● **What is being asked**: Reproduce all records verbatim.

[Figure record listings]
▼
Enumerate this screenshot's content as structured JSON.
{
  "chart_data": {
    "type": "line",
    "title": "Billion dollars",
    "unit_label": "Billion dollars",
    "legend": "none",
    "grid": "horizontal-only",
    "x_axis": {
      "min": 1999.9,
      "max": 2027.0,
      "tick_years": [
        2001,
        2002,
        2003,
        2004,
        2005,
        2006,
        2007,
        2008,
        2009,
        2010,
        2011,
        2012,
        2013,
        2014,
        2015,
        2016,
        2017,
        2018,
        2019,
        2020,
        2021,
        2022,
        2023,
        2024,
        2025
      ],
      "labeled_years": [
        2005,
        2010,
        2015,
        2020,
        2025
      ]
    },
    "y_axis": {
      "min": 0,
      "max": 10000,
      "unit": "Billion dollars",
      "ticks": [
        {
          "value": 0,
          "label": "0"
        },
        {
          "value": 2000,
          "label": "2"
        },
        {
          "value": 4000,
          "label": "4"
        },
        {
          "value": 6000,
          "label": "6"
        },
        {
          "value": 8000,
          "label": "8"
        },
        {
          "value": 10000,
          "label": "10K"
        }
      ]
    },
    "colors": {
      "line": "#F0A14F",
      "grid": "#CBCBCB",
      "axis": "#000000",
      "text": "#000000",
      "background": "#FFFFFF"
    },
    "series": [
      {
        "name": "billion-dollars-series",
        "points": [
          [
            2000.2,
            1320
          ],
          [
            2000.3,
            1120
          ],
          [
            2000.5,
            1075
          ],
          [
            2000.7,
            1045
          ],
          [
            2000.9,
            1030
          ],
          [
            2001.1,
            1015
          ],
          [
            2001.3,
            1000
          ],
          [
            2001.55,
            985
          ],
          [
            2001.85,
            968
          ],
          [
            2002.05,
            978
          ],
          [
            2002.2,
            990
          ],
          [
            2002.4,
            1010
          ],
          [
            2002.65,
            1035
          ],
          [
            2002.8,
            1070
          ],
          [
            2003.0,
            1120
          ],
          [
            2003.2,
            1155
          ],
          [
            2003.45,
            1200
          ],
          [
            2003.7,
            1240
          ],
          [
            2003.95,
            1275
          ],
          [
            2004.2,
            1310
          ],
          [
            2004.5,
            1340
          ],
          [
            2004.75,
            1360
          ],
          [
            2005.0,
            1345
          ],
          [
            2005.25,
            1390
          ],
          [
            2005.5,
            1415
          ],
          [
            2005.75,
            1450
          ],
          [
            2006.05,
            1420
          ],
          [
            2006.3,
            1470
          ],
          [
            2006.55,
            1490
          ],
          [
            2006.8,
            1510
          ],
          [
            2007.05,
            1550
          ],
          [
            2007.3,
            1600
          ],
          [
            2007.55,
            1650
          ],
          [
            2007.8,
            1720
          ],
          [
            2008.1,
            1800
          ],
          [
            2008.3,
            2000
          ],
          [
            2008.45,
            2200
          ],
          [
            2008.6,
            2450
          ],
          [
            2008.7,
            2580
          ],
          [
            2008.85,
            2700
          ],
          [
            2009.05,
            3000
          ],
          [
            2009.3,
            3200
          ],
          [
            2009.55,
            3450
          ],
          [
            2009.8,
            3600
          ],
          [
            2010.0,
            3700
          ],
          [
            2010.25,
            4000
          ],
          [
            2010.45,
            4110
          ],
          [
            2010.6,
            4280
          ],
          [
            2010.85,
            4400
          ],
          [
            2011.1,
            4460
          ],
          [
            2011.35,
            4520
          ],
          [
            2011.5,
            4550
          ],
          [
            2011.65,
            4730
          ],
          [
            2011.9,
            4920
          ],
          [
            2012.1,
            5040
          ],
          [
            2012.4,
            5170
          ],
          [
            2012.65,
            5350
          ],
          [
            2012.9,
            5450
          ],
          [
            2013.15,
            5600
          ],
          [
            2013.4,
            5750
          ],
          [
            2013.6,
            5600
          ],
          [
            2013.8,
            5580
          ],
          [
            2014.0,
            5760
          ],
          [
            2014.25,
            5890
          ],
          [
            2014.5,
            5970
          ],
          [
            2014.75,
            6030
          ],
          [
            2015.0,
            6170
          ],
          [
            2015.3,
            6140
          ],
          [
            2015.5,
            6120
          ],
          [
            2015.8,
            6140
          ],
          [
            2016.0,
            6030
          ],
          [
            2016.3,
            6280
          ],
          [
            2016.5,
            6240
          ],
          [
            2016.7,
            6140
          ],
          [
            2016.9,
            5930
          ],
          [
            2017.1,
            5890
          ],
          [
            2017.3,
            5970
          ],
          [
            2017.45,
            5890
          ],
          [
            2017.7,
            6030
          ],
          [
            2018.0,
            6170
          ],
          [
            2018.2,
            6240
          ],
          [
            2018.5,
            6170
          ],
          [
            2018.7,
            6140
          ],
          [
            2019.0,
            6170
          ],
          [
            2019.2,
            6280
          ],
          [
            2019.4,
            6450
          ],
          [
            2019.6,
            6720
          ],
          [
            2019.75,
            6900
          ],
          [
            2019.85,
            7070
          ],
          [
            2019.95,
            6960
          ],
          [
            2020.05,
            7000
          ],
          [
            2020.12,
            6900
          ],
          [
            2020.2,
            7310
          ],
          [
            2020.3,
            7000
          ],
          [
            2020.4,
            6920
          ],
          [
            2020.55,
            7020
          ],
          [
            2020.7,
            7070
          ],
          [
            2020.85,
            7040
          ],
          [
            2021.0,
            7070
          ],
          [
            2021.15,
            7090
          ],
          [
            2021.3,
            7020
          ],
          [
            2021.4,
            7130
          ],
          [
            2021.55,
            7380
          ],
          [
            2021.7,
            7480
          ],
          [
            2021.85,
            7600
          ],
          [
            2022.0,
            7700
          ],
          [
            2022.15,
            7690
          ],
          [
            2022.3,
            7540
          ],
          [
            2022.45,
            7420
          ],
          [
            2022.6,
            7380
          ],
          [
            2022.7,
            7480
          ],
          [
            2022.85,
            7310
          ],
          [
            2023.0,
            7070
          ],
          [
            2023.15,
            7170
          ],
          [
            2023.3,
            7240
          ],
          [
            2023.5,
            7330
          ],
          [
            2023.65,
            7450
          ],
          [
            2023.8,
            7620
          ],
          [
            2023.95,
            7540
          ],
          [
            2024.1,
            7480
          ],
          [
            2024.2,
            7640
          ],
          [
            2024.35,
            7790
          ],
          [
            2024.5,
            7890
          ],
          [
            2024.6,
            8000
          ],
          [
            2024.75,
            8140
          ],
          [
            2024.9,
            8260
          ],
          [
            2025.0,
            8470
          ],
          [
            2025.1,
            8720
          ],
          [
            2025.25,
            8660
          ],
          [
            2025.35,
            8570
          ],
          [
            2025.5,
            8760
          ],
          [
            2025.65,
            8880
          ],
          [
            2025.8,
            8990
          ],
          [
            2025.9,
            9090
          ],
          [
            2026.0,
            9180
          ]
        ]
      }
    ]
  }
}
▲
● **Task output**:
Enumerate this screenshot's content as structured JSON.
{
  "chart_data": {
    "type": "line",
    "title": "Billion dollars",
    "unit_label": "Billion dollars",
    "legend": "none",
    "grid": "horizontal-only",
    "x_axis": {
      "min": 1999.9,
      "max": 2027.0,
      "tick_years": [
        2001,
        2002,
        2003,
        2004,
        2005,
        2006,
        2007,
        2008,
        2009,
        2010,
        2011,
        2012,
        2013,
        2014,
        2015,
        2016,
        2017,
        2018,
        2019,
        2020,
        2021,
        2022,
        2023,
        2024,
        2025
      ],
      "labeled_years": [
        2005,
        2010,
        2015,
        2020,
        2025
      ]
    },
    "y_axis": {
      "min": 0,
      "max": 10000,
      "unit": "Billion dollars",
      "ticks": [
        {
          "value": 0,
          "label": "0"
        },
        {
          "value": 2000,
          "label": "2"
        },
        {
          "value": 4000,
          "label": "4"
        },
        {
          "value": 6000,
          "label": "6"
        },
        {
          "value": 8000,
          "label": "8"
        },
        {
          "value": 10000,
          "label": "10K"
        }
      ]
    },
    "colors": {
      "line": "#F0A14F",
      "grid": "#CBCBCB",
      "axis": "#000000",
      "text": "#000000",
      "background": "#FFFFFF"
    },
    "series": [
      {
        "name": "billion-dollars-series",
        "points": [
          [
            2000.2,
            1320
          ],
          [
            2000.3,
            1120
          ],
          [
            2000.5,
            1075
          ],
          [
            2000.7,
            1045
          ],
          [
            2000.9,
            1030
          ],
          [
            2001.1,
            1015
          ],
          [
            2001.3,
            1000
          ],
          [
            2001.55,
            985
          ],
          [
            2001.85,
            968
          ],
          [
            2002.05,
            978
          ],
          [
            2002.2,
            990
          ],
          [
            2002.4,
            1010
          ],
          [
            2002.65,
            1035
          ],
          [
            2002.8,
            1070
          ],
          [
            2003.0,
            1120
          ],
          [
            2003.2,
            1155
          ],
          [
            2003.45,
            1200
          ],
          [
            2003.7,
            1240
          ],
          [
            2003.95,
            1275
          ],
          [
            2004.2,
            1310
          ],
          [
            2004.5,
            1340
          ],
          [
            2004.75,
            1360
          ],
          [
            2005.0,
            1345
          ],
          [
            2005.25,
            1390
          ],
          [
            2005.5,
            1415
          ],
          [
            2005.75,
            1450
          ],
          [
            2006.05,
            1420
          ],
          [
            2006.3,
            1470
          ],
          [
            2006.55,
            1490
          ],
          [
            2006.8,
            1510
          ],
          [
            2007.05,
            1550
          ],
          [
            2007.3,
            1600
          ],
          [
            2007.55,
            1650
          ],
          [
            2007.8,
            1720
          ],
          [
            2008.1,
            1800
          ],
          [
            2008.3,
            2000
          ],
          [
            2008.45,
            2200
          ],
          [
            2008.6,
            2450
          ],
          [
            2008.7,
            2580
          ],
          [
            2008.85,
            2700
          ],
          [
            2009.05,
            3000
          ],
          [
            2009.3,
            3200
          ],
          [
            2009.55,
            3450
          ],
          [
            2009.8,
            3600
          ],
          [
            2010.0,
            3700
          ],
          [
            2010.25,
            4000
          ],
          [
            2010.45,
            4110
          ],
          [
            2010.6,
            4280
          ],
          [
            2010.85,
            4400
          ],
          [
            2011.1,
            4460
          ],
          [
            2011.35,
            4520
          ],
          [
            2011.5,
            4550
          ],
          [
            2011.65,
            4730
          ],
          [
            2011.9,
            4920
          ],
          [
            2012.1,
            5040
          ],
          [
            2012.4,
            5170
          ],
          [
            2012.65,
            5350
          ],
          [
            2012.9,
            5450
          ],
          [
            2013.15,
            5600
          ],
          [
            2013.4,
            5750
          ],
          [
            2013.6,
            5600
          ],
          [
            2013.8,
            5580
          ],
          [
            2014.0,
            5760
          ],
          [
            2014.25,
            5890
          ],
          [
            2014.5,
            5970
          ],
          [
            2014.75,
            6030
          ],
          [
            2015.0,
            6170
          ],
          [
            2015.3,
            6140
          ],
          [
            2015.5,
            6120
          ],
          [
            2015.8,
            6140
          ],
          [
            2016.0,
            6030
          ],
          [
            2016.3,
            6280
          ],
          [
            2016.5,
            6240
          ],
          [
            2016.7,
            6140
          ],
          [
            2016.9,
            5930
          ],
          [
            2017.1,
            5890
          ],
          [
            2017.3,
            5970
          ],
          [
            2017.45,
            5890
          ],
          [
            2017.7,
            6030
          ],
          [
            2018.0,
            6170
          ],
          [
            2018.2,
            6240
          ],
          [
            2018.5,
            6170
          ],
          [
            2018.7,
            6140
          ],
          [
            2019.0,
            6170
          ],
          [
            2019.2,
            6280
          ],
          [
            2019.4,
            6450
          ],
          [
            2019.6,
            6720
          ],
          [
            2019.75,
            6900
          ],
          [
            2019.85,
            7070
          ],
          [
            2019.95,
            6960
          ],
          [
            2020.05,
            7000
          ],
          [
            2020.12,
            6900
          ],
          [
            2020.2,
            7310
          ],
          [
            2020.3,
            7000
          ],
          [
            2020.4,
            6920
          ],
          [
            2020.55,
            7020
          ],
          [
            2020.7,
            7070
          ],
          [
            2020.85,
            7040
          ],
          [
            2021.0,
            7070
          ],
          [
            2021.15,
            7090
          ],
          [
            2021.3,
            7020
          ],
          [
            2021.4,
            7130
          ],
          [
            2021.55,
            7380
          ],
          [
            2021.7,
            7480
          ],
          [
            2021.85,
            7600
          ],
          [
            2022.0,
            7700
          ],
          [
            2022.15,
            7690
          ],
          [
            2022.3,
            7540
          ],
          [
            2022.45,
            7420
          ],
          [
            2022.6,
            7380
          ],
          [
            2022.7,
            7480
          ],
          [
            2022.85,
            7310
          ],
          [
            2023.0,
            7070
          ],
          [
            2023.15,
            7170
          ],
          [
            2023.3,
            7240
          ],
          [
            2023.5,
            7330
          ],
          [
            2023.65,
            7450
          ],
          [
            2023.8,
            7620
          ],
          [
            2023.95,
            7540
          ],
          [
            2024.1,
            7480
          ],
          [
            2024.2,
            7640
          ],
          [
            2024.35,
            7790
          ],
          [
            2024.5,
            7890
          ],
          [
            2024.6,
            8000
          ],
          [
            2024.75,
            8140
          ],
          [
            2024.9,
            8260
          ],
          [
            2025.0,
            8470
          ],
          [
            2025.1,
            8720
          ],
          [
            2025.25,
            8660
          ],
          [
            2025.35,
            8570
          ],
          [
            2025.5,
            8760
          ],
          [
            2025.65,
            8880
          ],
          [
            2025.8,
            8990
          ],
          [
            2025.9,
            9090
          ],
          [
            2026.0,
            9180
          ]
        ]
      }
    ]
  }
}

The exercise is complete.